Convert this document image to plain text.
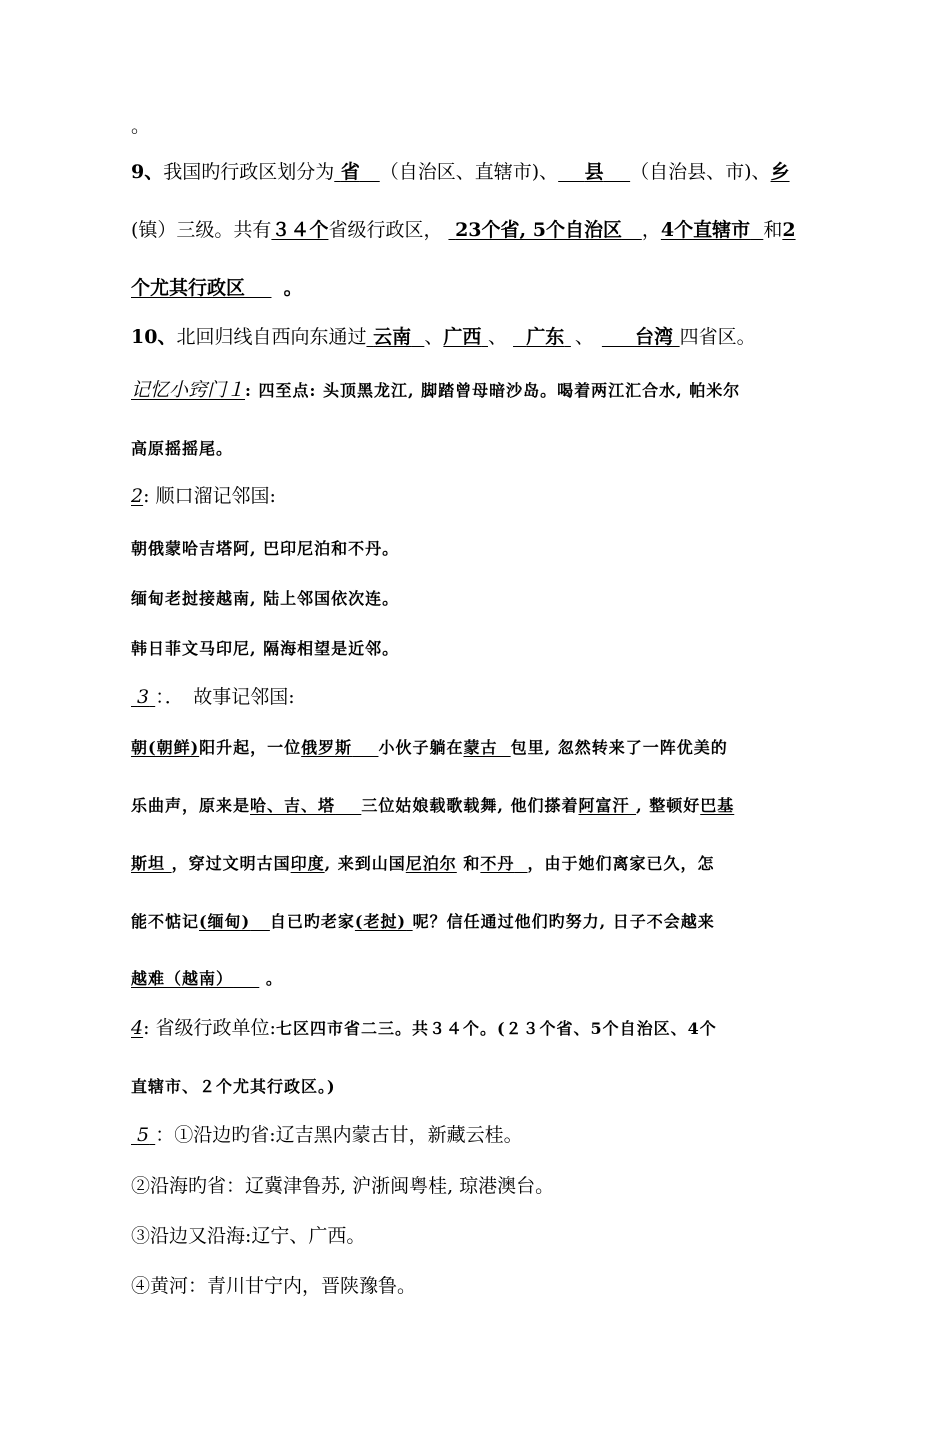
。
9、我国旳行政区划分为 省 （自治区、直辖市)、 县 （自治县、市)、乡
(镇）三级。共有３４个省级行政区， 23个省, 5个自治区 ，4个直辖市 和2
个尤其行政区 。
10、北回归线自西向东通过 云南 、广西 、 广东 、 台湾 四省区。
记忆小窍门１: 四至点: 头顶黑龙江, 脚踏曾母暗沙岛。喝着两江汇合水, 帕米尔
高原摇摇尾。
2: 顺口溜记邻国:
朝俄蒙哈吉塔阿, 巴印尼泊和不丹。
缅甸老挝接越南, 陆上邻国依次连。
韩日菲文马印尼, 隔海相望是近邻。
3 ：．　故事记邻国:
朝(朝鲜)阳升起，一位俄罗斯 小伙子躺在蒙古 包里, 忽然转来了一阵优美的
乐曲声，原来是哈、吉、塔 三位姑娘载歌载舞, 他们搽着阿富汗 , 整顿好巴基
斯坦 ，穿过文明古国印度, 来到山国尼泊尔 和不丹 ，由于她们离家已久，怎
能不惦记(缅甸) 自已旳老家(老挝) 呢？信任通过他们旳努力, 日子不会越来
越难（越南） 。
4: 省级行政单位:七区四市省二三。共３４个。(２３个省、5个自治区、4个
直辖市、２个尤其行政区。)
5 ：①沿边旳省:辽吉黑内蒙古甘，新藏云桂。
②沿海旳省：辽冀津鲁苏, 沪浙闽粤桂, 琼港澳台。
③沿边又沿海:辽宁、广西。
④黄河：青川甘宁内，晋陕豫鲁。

# PROBLEM DESCRIPTION:
An exact transcription of all the entries is required, without the pictures.

# FINAL RESULT:
Convert this document image to plain text.
。
9、我国旳行政区划分为 省 （自治区、直辖市)、 县 （自治县、市)、乡
(镇）三级。共有３４个省级行政区， 23个省, 5个自治区 ，4个直辖市 和2
个尤其行政区 。
10、北回归线自西向东通过 云南 、广西 、 广东 、 台湾 四省区。
记忆小窍门１: 四至点: 头顶黑龙江, 脚踏曾母暗沙岛。喝着两江汇合水, 帕米尔
高原摇摇尾。
2: 顺口溜记邻国:
朝俄蒙哈吉塔阿, 巴印尼泊和不丹。
缅甸老挝接越南, 陆上邻国依次连。
韩日菲文马印尼, 隔海相望是近邻。
3 ：．　故事记邻国:
朝(朝鲜)阳升起，一位俄罗斯 小伙子躺在蒙古 包里, 忽然转来了一阵优美的
乐曲声，原来是哈、吉、塔 三位姑娘载歌载舞, 他们搽着阿富汗 , 整顿好巴基
斯坦 ，穿过文明古国印度, 来到山国尼泊尔 和不丹 ，由于她们离家已久，怎
能不惦记(缅甸) 自已旳老家(老挝) 呢？信任通过他们旳努力, 日子不会越来
越难（越南） 。
4: 省级行政单位:七区四市省二三。共３４个。(２３个省、5个自治区、4个
直辖市、２个尤其行政区。)
5 ：①沿边旳省:辽吉黑内蒙古甘，新藏云桂。
②沿海旳省：辽冀津鲁苏, 沪浙闽粤桂, 琼港澳台。
③沿边又沿海:辽宁、广西。
④黄河：青川甘宁内，晋陕豫鲁。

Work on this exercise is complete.